_Text excerpt_
——

Below a repost from 3 years ago, an blog post I put out on a Medium publication that I am taking down. Putting it out here to preserve it.
You can design better presentation slides by getting rid of engrained habits that can go back decades.
Sometimes I work with teenagers to teach them about presentation design. To my surprise, they often are much better students than “grown ups” who are supposed to benefit from decades of business experience. Here is a theory why.
Transparencies for overhead projectors encouraged you to copy pages out of a book and uncovering paragraphs or key points bullet by bullet. Moving to PowerPoint, people just kept writing these bullets.
The first visuals that you felt compelled to project to an audience were data charts: lines, bars, columns. These type of graphs needed to have a title in the top left and a source at the bottom. Most slide designs today use a big title at the top left, other typography on the page is almost never bigger than the title. Very rarely, people leave the title out all together.
Pictures are low resolution and take a lot of memory, hence you can only put in small images in a presentation document that you need to email someone.
PowerPoint was created as a mouse-based drawing software, rising alongside Microsoft Windows. Everything could be dragged, and resized easily to fit. Cropping an image was tricky. The first plasma TV screens confirmed to us that it was OK to stretch an image out of proportion, as long as it fitted whatever you needed to fill easily.

——

_Data_
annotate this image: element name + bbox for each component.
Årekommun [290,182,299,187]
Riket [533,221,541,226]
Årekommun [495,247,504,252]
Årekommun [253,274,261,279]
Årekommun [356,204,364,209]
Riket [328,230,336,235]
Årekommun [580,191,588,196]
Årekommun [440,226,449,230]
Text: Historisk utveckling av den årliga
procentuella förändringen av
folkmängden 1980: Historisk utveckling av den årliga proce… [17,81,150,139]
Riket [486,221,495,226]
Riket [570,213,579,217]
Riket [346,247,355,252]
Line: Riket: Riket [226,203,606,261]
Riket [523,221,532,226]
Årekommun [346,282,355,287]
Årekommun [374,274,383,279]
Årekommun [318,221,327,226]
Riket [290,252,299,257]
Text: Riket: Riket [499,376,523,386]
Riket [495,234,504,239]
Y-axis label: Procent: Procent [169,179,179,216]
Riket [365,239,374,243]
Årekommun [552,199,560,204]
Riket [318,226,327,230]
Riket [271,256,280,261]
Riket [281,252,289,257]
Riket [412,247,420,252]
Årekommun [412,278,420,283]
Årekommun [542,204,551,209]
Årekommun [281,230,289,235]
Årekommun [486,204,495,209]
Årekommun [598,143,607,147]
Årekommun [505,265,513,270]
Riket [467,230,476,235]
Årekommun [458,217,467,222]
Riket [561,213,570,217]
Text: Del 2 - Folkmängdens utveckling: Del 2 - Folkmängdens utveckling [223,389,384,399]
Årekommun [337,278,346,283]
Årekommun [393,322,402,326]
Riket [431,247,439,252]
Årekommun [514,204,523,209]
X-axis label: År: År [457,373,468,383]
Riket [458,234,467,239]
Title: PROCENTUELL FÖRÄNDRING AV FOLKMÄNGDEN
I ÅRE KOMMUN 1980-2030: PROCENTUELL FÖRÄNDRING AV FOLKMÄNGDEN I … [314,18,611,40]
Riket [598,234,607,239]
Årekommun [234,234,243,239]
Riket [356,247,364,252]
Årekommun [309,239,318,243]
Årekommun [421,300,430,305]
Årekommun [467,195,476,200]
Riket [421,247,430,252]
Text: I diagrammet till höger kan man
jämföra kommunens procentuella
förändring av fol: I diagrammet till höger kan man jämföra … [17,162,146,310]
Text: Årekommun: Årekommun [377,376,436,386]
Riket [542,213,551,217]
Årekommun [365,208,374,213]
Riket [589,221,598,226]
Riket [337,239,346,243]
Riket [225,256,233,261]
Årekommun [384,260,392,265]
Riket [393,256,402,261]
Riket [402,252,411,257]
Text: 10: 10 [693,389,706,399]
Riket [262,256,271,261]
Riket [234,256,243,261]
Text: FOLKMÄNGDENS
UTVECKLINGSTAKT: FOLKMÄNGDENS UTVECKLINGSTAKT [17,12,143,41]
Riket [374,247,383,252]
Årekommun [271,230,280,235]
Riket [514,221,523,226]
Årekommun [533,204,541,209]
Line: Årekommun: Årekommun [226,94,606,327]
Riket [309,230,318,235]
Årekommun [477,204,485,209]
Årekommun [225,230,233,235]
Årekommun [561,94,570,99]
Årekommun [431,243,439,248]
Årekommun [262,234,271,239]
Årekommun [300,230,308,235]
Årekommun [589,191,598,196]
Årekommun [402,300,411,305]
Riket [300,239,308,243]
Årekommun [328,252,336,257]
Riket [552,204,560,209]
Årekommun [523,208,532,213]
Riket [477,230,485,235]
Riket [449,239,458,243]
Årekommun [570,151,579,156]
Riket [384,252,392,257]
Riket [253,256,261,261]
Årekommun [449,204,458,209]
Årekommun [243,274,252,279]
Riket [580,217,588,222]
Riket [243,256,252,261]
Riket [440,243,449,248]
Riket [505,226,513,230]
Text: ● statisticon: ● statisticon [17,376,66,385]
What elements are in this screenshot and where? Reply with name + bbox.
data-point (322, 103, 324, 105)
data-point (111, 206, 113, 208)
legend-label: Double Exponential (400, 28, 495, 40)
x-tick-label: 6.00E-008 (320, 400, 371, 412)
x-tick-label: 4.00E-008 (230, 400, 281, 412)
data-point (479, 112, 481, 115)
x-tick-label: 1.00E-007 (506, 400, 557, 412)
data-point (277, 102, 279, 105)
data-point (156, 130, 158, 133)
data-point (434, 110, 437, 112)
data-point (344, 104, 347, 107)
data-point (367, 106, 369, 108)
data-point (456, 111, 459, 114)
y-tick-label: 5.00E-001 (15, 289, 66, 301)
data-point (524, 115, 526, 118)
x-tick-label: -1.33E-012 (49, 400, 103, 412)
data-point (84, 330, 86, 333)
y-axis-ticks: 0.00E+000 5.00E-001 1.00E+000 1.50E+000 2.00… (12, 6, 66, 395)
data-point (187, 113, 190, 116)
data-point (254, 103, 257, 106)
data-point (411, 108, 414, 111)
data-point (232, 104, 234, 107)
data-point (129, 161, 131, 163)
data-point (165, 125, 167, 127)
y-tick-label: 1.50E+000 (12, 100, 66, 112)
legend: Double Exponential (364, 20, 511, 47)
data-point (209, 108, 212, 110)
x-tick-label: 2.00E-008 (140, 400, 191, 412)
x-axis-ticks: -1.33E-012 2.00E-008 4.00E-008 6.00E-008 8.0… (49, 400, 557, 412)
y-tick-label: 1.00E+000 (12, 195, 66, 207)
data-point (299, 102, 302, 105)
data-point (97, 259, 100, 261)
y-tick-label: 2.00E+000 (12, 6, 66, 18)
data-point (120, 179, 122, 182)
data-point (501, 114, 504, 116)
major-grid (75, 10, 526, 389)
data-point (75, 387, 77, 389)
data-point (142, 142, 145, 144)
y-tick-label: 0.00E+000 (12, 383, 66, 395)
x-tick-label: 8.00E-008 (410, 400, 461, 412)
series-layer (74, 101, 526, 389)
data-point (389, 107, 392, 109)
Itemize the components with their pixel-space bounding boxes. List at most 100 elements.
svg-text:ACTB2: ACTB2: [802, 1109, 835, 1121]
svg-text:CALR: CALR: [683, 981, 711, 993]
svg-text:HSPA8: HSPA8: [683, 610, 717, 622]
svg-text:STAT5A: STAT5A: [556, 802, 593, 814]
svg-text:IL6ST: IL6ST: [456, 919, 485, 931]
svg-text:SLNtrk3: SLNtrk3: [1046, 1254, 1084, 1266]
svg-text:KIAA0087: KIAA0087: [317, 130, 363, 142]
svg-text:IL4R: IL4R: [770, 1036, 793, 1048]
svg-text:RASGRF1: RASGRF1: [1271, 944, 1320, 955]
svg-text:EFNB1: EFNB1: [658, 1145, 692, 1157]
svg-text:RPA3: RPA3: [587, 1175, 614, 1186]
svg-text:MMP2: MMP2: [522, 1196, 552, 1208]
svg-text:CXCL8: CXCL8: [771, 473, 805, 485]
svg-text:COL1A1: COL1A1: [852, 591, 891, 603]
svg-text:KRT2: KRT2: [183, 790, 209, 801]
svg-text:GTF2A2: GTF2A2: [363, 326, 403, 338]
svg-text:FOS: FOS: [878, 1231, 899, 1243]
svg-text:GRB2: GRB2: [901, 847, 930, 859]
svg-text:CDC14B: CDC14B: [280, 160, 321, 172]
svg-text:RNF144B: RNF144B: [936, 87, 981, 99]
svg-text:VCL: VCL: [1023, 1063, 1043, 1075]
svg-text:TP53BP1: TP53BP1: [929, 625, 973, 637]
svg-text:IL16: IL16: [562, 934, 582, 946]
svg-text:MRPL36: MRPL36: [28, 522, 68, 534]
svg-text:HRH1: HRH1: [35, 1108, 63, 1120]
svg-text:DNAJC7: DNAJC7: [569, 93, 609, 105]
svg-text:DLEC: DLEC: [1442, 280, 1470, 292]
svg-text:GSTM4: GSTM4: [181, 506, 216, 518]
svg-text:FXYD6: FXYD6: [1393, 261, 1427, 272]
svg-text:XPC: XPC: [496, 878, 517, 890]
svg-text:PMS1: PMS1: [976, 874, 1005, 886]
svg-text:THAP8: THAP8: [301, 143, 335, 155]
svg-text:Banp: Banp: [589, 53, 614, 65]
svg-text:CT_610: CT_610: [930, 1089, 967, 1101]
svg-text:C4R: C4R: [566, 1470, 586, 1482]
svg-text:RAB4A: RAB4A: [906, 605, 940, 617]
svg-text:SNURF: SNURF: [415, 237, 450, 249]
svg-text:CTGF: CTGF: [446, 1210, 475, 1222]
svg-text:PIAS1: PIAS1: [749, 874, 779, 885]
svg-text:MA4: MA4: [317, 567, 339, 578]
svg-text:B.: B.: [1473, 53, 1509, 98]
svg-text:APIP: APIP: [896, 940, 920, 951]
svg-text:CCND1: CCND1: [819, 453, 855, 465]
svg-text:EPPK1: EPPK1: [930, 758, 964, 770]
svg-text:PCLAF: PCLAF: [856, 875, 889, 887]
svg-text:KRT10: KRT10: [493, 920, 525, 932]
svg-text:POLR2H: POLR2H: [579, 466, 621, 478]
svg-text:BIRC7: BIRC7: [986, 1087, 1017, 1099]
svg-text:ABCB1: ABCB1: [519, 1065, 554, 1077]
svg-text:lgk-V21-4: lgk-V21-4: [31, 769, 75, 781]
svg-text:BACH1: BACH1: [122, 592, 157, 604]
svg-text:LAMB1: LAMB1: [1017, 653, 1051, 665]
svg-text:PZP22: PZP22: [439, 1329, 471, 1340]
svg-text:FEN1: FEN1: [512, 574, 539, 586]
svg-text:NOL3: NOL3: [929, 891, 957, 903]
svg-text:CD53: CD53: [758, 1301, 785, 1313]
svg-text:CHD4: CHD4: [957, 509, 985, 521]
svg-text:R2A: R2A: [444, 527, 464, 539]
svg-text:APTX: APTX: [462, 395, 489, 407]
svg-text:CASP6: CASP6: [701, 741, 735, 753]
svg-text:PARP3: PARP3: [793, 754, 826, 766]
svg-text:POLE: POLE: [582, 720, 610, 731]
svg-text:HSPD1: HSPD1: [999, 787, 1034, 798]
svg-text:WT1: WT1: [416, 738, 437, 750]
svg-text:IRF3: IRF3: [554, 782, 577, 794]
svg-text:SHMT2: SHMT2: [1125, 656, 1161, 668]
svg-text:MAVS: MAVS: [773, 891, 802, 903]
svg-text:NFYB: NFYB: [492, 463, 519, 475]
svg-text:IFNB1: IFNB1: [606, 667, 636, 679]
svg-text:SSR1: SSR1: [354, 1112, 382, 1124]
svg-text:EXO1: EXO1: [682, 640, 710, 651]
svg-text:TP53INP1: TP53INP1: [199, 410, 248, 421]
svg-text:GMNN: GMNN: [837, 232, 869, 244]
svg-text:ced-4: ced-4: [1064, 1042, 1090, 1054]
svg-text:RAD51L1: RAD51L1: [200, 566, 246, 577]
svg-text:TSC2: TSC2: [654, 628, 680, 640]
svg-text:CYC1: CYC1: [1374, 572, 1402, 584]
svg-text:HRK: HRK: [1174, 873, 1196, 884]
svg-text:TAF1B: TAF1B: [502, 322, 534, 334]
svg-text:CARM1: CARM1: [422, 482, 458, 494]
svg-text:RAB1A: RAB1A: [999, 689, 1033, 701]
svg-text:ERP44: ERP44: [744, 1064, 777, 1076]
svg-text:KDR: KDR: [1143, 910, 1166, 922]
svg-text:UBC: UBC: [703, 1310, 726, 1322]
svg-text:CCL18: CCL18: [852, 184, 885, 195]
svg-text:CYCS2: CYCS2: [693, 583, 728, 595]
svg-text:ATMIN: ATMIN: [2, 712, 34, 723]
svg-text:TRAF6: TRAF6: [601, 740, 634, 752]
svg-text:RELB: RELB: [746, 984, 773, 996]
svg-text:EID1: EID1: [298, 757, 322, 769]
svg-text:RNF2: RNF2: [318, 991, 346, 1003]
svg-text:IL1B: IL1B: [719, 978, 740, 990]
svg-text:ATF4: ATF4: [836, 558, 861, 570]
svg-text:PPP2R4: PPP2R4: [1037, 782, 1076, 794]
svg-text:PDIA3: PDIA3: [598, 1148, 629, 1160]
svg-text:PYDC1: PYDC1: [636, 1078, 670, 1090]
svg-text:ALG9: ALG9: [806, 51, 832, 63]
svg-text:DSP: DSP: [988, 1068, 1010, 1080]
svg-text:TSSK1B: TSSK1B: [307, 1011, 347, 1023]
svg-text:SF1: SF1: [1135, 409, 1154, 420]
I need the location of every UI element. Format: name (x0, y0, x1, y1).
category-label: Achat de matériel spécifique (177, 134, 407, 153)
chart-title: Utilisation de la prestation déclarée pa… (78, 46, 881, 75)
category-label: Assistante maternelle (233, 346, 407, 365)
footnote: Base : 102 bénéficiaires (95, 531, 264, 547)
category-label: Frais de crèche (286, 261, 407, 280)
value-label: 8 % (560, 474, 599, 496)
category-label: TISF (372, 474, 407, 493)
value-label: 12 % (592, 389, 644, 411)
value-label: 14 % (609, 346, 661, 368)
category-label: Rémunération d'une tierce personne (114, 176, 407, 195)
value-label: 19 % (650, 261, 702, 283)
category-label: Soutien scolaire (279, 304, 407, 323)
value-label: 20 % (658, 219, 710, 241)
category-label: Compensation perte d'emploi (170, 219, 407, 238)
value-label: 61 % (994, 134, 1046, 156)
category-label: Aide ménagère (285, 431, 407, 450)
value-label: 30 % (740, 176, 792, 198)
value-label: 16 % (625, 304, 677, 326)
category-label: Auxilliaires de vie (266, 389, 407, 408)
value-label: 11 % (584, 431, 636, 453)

——

_Task list_
a) Based on the presentation design post, say whether each statement agrees with it. Answer yes or no, and quote the deciding words. (i) PowerPoint began as mouse-based drawing software. (ii) Cropping an image in PowerPoint was easy. (iii) Most slide designs today put a big title at the top left.
b) Return the part of the presentation design post from "Transparencies for overhead" to "writing these bullets.", copied word for word.

_Answers to the problems_
a)
(i) Yes: "PowerPoint was created as a mouse-based drawing software"
(ii) No: "Cropping an image was tricky."
(iii) Yes: "Most slide designs today use a big title at the top left"

b)
Transparencies for overhead projectors encouraged you to copy pages out of a book and uncovering paragraphs or key points bullet by bullet. Moving to PowerPoint, people just kept writing these bullets.